In a preferred embodiment the energies of the received signal and/or the signal to be sent are averaged before the modification factors are derived. The advantage thereof is to take account of short time variations that may distort the actual speaking situation, e. g. that a very loud, short noise, which superimposes the echo, fakes the situation that not the actual speaker but the other part of the communication is active.

It is advantageous if the sum of both modification factors is equal to unity in order to not distort the total energy of the speech.

An encoding apparatus set up for performing the above described encoding method includes at least a processing unit. The encoding apparatus may be part of a communications device, e. g. a cellular phone or it may be also situated in a communication network.

In the following the invention will be described by means of preferred embodiments with reference to the accompanying drawings in which: Fig. 1: depicts a schematic model of a communication between a far-end and a near-end speaker; Fig. 2: shows schematically the function of the AMR encoder; Fig. 3: shows schematically the function of the AMR decoder; Fig. 4: depicts a characteristic of the modification factors versus the energy difference between the signal to be sent and the received signal.

Fig. 5: shows the non-linearity of a codec by example of the AMR codec Fig. 6: depicts a schematic model of a communication between a far-end and a near end speaker with the various gains; Function of a encoder (Fig. 2)

First the function of a speech codec is described by an special implementation of an CELP based codec, the AMR (Adaptive Multirate Codec) codec. The codec consists of a multi-rate, that is, the AMR codec can switch between the following bit rates: 12.2, 10.2, 7.95, 7.40, 6.70, 5.90, 5.15 and 4.75 kbit/s, speech codec, a source-controlled rate scheme including a Voice Activity Detection (VAD), a comfort noise generation system and an error concealment mechanism to compensate the effects of transmission errors.

### STORED RECORDS
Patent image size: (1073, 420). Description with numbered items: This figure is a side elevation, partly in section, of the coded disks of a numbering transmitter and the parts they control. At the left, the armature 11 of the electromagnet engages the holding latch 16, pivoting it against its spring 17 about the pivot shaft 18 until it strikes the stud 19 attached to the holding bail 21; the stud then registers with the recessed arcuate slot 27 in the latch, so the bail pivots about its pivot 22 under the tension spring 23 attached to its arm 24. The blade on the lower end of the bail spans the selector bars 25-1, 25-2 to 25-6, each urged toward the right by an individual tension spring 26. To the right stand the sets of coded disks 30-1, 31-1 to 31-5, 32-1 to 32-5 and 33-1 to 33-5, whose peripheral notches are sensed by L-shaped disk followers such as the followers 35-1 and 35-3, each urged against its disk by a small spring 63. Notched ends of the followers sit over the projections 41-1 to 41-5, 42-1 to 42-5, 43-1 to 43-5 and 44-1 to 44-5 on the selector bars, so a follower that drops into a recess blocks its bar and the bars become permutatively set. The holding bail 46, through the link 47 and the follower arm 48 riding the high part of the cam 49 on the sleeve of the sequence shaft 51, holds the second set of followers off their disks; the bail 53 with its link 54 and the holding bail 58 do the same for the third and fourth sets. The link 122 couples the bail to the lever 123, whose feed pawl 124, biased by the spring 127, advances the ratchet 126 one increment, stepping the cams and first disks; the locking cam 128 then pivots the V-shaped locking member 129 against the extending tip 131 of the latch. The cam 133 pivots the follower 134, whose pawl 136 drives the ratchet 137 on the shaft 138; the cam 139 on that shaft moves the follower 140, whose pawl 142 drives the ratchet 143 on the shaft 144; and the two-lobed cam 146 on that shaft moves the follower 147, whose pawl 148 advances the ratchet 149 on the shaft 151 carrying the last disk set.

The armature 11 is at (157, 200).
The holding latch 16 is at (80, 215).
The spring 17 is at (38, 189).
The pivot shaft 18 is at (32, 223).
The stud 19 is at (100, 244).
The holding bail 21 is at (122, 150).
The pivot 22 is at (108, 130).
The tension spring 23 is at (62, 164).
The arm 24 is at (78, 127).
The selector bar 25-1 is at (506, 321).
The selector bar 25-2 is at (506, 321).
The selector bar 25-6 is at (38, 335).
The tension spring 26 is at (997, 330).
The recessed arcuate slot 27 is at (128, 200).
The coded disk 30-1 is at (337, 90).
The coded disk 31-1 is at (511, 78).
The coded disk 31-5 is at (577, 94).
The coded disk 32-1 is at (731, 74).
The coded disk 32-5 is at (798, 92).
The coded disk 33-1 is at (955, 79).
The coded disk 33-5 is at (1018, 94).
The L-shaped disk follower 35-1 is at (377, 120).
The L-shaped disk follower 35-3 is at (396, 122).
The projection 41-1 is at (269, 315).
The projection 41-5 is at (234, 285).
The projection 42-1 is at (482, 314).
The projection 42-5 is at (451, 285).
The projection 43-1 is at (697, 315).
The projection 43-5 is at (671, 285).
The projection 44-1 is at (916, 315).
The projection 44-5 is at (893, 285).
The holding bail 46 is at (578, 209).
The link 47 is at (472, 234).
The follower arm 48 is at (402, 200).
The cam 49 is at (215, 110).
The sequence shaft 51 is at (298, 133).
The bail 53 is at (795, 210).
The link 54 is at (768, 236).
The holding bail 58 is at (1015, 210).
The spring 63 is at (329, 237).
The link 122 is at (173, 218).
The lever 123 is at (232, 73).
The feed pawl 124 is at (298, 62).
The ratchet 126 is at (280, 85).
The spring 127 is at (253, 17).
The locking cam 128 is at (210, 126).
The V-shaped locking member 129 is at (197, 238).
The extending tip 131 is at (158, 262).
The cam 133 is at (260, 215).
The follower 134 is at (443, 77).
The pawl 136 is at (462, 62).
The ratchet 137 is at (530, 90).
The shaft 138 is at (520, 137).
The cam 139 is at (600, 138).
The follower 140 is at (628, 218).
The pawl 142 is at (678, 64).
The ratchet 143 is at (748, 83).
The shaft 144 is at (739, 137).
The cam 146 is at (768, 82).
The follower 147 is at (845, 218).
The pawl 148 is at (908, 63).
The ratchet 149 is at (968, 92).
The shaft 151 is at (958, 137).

### EXERCISE PROMPT
Repeat the part of the passage about speech encoding starting with "In a preferred" and going on through "of the speech.". Rely only on the passage about speech encoding.

### FULL SOLUTION
In a preferred embodiment the energies of the received signal and/or the signal to be sent are averaged before the modification factors are derived. The advantage thereof is to take account of short time variations that may distort the actual speaking situation, e. g. that a very loud, short noise, which superimposes the echo, fakes the situation that not the actual speaker but the other part of the communication is active.

It is advantageous if the sum of both modification factors is equal to unity in order to not distort the total energy of the speech.